**Work to complete**
Gather up every line that includes the string "ylabel".
— start Recorded data —
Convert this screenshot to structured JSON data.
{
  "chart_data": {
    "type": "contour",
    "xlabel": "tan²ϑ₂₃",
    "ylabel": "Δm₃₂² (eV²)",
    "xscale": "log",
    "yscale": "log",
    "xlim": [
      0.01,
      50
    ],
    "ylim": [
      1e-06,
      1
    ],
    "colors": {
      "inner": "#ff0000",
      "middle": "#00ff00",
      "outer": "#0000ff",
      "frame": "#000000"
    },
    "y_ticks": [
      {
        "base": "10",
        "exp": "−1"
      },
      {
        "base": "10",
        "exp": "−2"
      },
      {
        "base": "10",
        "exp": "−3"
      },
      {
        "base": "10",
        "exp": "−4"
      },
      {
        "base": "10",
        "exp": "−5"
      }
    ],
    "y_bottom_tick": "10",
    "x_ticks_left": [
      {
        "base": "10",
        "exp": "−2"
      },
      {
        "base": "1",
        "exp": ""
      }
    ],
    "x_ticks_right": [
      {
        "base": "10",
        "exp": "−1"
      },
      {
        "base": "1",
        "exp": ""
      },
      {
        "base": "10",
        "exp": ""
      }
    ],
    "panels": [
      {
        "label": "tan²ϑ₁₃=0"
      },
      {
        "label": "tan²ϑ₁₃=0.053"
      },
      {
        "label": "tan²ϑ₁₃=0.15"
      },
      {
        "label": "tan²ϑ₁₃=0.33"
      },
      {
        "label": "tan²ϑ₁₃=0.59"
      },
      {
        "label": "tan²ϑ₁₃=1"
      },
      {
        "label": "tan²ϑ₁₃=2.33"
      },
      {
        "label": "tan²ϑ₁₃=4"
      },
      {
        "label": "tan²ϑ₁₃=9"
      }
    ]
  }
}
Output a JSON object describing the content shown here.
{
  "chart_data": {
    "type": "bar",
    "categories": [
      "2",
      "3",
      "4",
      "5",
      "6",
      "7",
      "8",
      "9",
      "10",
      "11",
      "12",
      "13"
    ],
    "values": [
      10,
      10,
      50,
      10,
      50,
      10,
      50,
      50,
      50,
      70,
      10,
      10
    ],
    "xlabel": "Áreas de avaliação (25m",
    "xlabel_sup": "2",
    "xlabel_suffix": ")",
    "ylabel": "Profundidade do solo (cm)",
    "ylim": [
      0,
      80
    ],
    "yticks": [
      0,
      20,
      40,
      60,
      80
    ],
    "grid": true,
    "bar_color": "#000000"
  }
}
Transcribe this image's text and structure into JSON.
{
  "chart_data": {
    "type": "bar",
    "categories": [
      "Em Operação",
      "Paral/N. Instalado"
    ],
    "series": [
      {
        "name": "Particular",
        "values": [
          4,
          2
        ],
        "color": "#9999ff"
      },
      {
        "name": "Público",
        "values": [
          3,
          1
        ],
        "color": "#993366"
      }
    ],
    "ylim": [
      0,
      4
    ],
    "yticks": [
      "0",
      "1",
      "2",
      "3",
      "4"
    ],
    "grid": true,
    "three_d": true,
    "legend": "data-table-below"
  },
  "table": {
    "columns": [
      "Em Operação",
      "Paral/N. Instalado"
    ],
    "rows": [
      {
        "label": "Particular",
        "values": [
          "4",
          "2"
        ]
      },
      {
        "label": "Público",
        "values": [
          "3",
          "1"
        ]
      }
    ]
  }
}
— end Recorded data —
**Written solution**
    "ylabel": "Δm₃₂² (eV²)",
    "ylabel": "Profundidade do solo (cm)",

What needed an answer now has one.